BEGIN Data entries

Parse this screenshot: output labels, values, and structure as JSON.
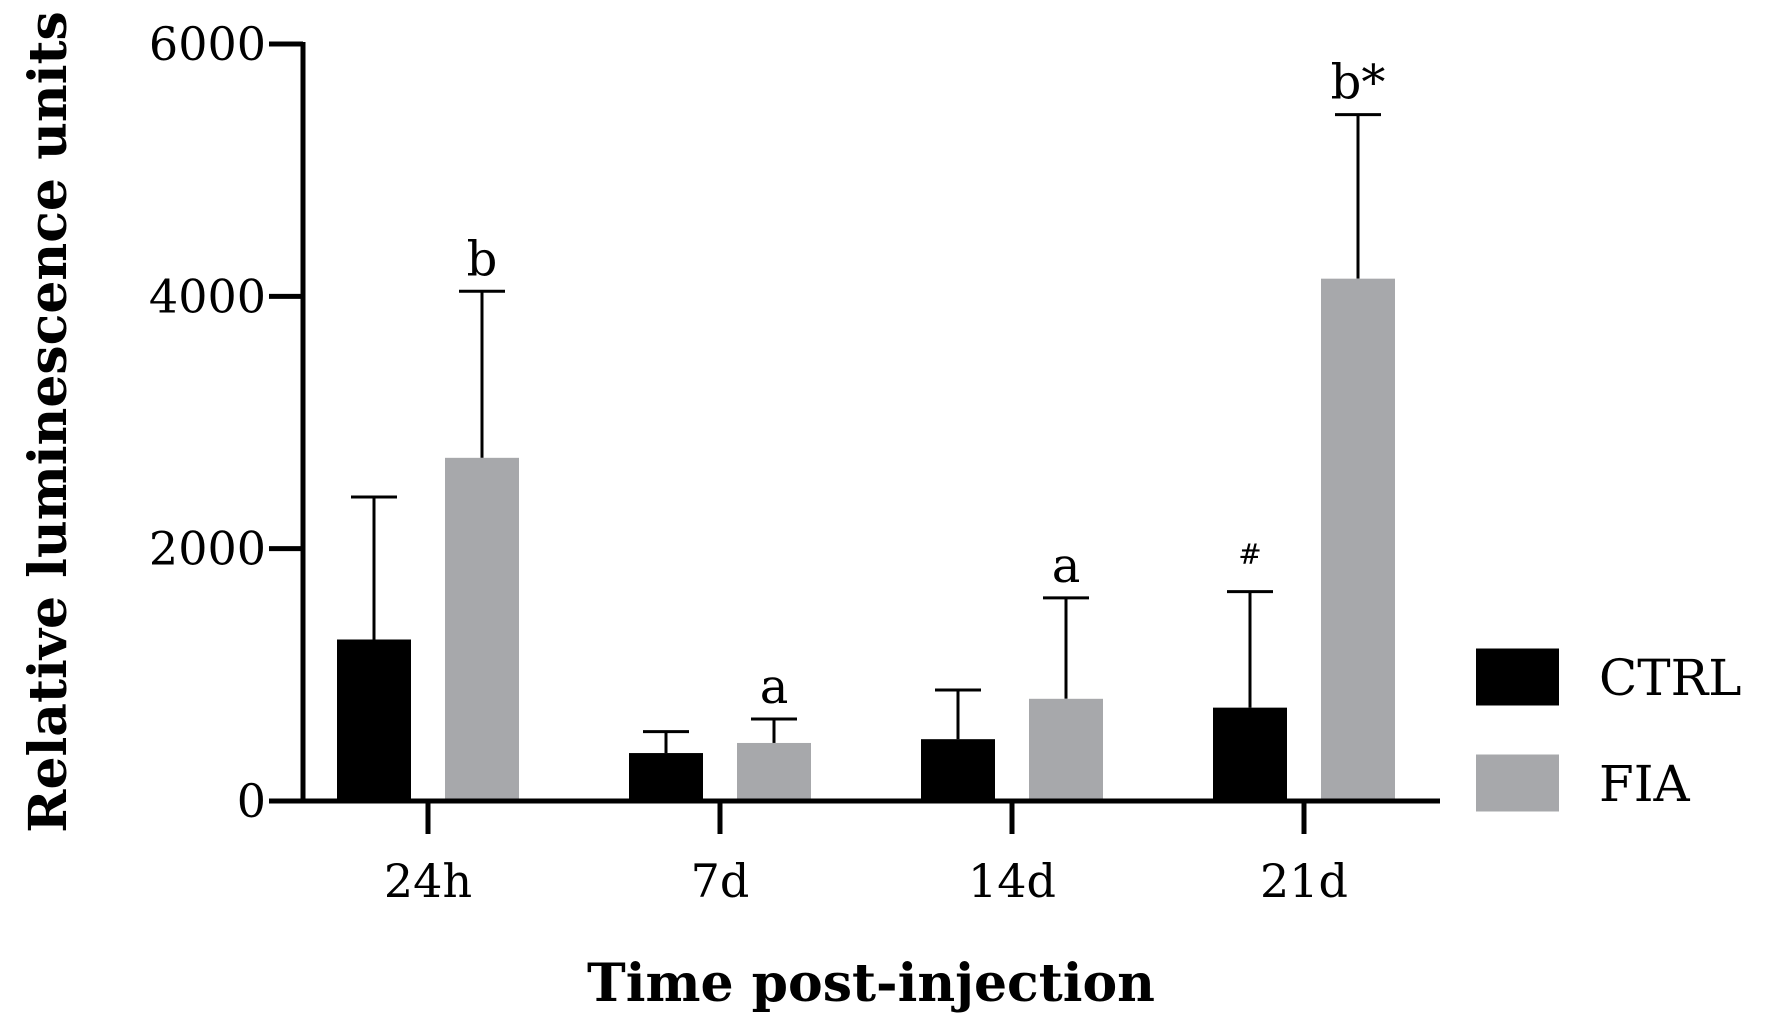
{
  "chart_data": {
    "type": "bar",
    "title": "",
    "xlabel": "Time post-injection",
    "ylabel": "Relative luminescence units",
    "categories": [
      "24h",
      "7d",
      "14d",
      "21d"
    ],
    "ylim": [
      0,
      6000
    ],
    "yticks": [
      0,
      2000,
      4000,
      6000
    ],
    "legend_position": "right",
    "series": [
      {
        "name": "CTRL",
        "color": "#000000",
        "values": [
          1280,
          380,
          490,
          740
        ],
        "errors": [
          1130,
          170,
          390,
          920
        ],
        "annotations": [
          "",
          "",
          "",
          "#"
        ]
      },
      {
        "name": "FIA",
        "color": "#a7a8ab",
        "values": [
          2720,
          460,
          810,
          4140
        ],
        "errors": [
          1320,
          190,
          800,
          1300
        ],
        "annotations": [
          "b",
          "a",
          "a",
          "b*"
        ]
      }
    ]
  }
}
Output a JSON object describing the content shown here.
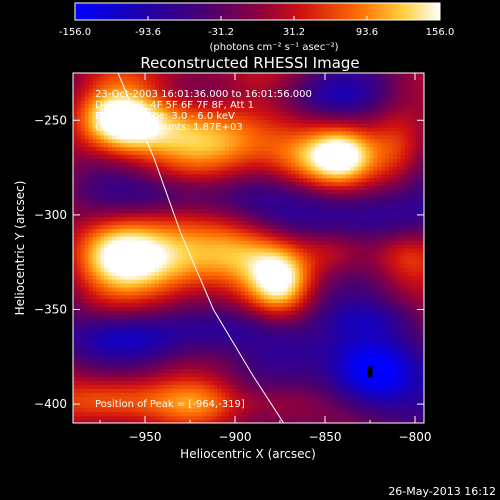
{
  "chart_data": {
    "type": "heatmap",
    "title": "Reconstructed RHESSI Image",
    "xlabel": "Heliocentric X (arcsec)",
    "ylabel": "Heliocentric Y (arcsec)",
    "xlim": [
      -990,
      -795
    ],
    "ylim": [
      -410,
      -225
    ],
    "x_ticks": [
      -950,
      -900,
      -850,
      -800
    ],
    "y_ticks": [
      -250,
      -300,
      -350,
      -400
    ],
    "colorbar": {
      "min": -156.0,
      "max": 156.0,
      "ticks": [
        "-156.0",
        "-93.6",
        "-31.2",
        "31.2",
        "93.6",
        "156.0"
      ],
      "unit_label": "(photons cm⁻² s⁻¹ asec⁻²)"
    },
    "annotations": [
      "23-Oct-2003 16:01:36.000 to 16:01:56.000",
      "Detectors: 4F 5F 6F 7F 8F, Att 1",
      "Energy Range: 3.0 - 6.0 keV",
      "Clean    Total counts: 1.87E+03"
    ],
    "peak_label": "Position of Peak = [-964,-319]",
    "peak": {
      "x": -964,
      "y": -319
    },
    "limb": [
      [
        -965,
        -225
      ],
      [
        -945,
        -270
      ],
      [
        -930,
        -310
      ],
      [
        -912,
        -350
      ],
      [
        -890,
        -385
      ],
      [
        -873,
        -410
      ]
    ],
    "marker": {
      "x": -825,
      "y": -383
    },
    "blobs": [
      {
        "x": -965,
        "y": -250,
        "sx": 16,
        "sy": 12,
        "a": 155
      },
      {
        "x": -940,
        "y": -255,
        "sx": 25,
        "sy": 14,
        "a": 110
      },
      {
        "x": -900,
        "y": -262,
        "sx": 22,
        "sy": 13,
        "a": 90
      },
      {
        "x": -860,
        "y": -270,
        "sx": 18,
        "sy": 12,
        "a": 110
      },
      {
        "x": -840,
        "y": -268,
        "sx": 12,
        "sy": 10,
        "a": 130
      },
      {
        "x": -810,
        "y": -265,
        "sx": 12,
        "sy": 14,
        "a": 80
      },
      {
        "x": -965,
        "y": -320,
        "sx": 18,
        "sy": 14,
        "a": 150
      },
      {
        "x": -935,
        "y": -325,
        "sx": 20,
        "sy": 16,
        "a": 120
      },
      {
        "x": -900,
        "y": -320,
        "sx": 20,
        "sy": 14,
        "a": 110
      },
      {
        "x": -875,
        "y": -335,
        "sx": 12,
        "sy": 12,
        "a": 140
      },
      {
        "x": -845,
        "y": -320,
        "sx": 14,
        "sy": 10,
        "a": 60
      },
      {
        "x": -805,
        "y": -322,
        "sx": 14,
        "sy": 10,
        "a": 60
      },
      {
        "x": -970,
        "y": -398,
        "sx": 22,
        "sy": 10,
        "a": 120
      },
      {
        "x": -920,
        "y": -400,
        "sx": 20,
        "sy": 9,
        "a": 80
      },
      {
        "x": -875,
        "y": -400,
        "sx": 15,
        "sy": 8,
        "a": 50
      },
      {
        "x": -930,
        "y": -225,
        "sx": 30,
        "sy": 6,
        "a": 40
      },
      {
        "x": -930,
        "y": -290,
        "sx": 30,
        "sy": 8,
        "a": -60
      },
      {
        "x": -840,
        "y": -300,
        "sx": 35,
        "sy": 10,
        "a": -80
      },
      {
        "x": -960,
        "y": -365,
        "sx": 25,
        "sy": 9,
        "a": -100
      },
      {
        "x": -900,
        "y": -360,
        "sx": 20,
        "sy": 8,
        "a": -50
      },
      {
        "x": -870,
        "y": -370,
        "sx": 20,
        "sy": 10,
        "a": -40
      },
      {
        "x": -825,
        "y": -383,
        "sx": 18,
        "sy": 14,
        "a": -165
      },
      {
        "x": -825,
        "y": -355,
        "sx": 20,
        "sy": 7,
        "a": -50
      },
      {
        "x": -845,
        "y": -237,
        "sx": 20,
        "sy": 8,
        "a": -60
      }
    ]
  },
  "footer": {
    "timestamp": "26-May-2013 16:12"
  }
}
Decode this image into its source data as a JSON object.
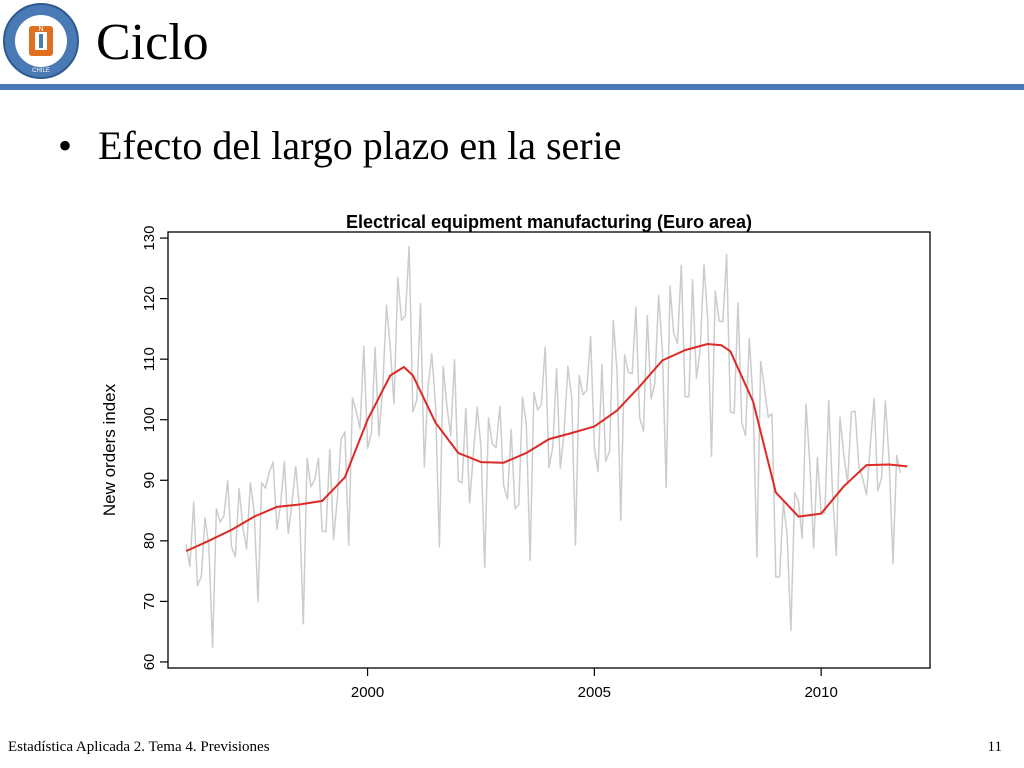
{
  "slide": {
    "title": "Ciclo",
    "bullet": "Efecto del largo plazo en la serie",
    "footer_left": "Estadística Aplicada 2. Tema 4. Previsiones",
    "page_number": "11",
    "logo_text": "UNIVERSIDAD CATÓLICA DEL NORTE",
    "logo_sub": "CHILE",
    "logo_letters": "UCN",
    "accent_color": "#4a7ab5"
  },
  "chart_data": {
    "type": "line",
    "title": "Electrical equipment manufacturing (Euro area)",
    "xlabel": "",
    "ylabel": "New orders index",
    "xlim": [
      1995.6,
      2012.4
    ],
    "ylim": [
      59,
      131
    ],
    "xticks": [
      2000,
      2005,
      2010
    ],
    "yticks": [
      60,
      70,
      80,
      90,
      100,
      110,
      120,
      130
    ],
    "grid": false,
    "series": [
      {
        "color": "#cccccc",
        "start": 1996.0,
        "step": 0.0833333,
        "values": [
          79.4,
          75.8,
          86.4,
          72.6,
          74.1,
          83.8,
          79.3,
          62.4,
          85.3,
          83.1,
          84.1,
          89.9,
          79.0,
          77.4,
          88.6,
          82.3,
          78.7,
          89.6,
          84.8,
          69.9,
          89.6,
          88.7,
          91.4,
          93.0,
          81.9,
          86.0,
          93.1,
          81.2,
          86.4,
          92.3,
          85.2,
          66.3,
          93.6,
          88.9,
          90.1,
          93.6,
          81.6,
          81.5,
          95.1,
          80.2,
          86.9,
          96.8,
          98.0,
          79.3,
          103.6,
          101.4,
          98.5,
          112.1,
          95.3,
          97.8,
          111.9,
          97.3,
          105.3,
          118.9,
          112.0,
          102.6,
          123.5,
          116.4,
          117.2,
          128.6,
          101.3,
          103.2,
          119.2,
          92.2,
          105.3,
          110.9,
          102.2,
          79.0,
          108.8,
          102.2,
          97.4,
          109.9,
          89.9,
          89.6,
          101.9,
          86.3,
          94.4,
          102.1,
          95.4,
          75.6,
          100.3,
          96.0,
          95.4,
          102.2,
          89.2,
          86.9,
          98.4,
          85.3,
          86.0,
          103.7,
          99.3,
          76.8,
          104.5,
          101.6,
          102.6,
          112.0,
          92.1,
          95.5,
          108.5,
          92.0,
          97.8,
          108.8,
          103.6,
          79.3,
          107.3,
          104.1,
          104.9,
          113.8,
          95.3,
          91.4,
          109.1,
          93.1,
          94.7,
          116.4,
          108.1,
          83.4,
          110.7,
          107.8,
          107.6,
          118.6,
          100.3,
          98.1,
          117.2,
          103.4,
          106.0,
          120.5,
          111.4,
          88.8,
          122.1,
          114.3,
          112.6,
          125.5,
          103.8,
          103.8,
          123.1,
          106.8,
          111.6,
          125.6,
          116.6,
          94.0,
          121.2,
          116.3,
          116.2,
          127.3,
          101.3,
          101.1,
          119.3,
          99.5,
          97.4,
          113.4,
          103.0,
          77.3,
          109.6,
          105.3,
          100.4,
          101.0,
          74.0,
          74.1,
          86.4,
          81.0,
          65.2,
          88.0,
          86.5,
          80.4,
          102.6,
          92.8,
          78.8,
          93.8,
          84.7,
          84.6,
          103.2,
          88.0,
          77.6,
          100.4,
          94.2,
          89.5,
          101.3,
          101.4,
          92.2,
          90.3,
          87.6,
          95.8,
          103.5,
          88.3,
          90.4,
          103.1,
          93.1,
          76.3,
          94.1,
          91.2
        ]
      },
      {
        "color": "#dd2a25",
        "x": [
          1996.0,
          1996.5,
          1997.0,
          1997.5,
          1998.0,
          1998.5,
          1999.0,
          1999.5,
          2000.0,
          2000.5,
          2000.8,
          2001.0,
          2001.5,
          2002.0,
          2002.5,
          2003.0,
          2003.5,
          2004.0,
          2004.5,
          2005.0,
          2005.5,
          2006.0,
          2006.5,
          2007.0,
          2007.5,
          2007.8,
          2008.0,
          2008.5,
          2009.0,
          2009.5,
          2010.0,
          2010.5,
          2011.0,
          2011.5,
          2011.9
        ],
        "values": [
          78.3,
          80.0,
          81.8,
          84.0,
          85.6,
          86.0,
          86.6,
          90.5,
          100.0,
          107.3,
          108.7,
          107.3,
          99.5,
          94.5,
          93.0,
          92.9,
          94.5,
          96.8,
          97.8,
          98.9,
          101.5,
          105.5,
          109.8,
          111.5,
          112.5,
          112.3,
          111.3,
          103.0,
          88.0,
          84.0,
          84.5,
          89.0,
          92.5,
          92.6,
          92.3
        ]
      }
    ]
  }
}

END Data entries

• **Set problem**
Pick out the lines containing the string "title".

• **Completed exercise**
    "title": "",
    "title": "Reconstructed RHESSI Image",
    "title": "Ciclo",
    "title": "Electrical equipment manufacturing (Euro area)",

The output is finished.